Restate the complete material exactly.

* start SOURCE RECORDS *

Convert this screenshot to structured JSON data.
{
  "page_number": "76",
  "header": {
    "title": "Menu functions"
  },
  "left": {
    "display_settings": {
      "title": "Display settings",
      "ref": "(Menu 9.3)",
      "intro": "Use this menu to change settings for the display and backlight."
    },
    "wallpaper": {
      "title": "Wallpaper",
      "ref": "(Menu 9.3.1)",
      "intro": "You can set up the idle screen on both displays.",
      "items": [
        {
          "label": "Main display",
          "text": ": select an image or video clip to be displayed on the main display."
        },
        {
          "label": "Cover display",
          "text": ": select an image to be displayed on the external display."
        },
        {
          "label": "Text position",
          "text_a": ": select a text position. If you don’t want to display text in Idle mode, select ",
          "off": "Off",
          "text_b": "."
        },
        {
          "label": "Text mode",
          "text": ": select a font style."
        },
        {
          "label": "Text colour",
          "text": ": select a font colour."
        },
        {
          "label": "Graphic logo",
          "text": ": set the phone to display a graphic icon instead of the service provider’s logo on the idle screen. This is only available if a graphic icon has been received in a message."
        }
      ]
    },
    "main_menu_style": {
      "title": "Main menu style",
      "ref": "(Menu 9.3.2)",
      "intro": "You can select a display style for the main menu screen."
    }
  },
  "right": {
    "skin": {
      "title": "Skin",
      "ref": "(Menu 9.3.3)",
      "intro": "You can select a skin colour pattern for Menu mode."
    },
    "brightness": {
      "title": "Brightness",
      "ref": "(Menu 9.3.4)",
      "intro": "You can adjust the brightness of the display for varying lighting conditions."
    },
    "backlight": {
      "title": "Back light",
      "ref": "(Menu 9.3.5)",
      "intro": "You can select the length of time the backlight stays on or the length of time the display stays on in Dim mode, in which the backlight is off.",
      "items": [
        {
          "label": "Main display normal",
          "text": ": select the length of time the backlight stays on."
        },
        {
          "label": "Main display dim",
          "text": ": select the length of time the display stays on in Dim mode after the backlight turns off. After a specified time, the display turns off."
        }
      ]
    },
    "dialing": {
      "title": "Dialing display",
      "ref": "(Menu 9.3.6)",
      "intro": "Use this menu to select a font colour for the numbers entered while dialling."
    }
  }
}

* end SOURCE RECORDS *

** WRITTEN SOLUTION **
Convert this screenshot to structured JSON data.
{
  "page_number": "76",
  "header": {
    "title": "Menu functions"
  },
  "left": {
    "display_settings": {
      "title": "Display settings",
      "ref": "(Menu 9.3)",
      "intro": "Use this menu to change settings for the display and backlight."
    },
    "wallpaper": {
      "title": "Wallpaper",
      "ref": "(Menu 9.3.1)",
      "intro": "You can set up the idle screen on both displays.",
      "items": [
        {
          "label": "Main display",
          "text": ": select an image or video clip to be displayed on the main display."
        },
        {
          "label": "Cover display",
          "text": ": select an image to be displayed on the external display."
        },
        {
          "label": "Text position",
          "text_a": ": select a text position. If you don’t want to display text in Idle mode, select ",
          "off": "Off",
          "text_b": "."
        },
        {
          "label": "Text mode",
          "text": ": select a font style."
        },
        {
          "label": "Text colour",
          "text": ": select a font colour."
        },
        {
          "label": "Graphic logo",
          "text": ": set the phone to display a graphic icon instead of the service provider’s logo on the idle screen. This is only available if a graphic icon has been received in a message."
        }
      ]
    },
    "main_menu_style": {
      "title": "Main menu style",
      "ref": "(Menu 9.3.2)",
      "intro": "You can select a display style for the main menu screen."
    }
  },
  "right": {
    "skin": {
      "title": "Skin",
      "ref": "(Menu 9.3.3)",
      "intro": "You can select a skin colour pattern for Menu mode."
    },
    "brightness": {
      "title": "Brightness",
      "ref": "(Menu 9.3.4)",
      "intro": "You can adjust the brightness of the display for varying lighting conditions."
    },
    "backlight": {
      "title": "Back light",
      "ref": "(Menu 9.3.5)",
      "intro": "You can select the length of time the backlight stays on or the length of time the display stays on in Dim mode, in which the backlight is off.",
      "items": [
        {
          "label": "Main display normal",
          "text": ": select the length of time the backlight stays on."
        },
        {
          "label": "Main display dim",
          "text": ": select the length of time the display stays on in Dim mode after the backlight turns off. After a specified time, the display turns off."
        }
      ]
    },
    "dialing": {
      "title": "Dialing display",
      "ref": "(Menu 9.3.6)",
      "intro": "Use this menu to select a font colour for the numbers entered while dialling."
    }
  }
}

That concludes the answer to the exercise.